Search the material for "cucumber" and show all lines that contain it.

::::

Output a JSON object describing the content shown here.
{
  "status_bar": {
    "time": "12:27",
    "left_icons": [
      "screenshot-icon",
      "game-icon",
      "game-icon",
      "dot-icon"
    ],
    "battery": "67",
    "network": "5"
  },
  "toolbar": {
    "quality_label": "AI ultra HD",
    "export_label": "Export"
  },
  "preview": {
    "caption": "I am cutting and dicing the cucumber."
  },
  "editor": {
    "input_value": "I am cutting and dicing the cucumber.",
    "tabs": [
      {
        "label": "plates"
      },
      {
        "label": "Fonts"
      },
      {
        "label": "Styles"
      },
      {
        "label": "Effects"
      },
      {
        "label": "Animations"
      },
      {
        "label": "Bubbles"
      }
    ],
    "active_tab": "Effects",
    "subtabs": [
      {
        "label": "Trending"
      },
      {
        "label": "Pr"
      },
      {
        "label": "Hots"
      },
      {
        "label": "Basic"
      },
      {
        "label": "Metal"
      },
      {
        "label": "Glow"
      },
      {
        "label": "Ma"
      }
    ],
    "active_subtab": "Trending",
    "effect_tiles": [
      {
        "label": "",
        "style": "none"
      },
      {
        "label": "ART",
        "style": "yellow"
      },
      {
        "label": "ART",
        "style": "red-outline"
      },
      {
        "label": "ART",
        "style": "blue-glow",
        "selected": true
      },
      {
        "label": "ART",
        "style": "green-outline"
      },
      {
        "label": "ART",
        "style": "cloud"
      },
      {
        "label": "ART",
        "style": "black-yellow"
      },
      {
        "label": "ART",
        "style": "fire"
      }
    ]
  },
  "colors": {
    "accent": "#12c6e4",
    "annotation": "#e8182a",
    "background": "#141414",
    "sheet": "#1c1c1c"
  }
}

::::

== SOLUTION FOR THIS EXERCISE ==
    "caption": "I am cutting and dicing the cucumber."
    "input_value": "I am cutting and dicing the cucumber.",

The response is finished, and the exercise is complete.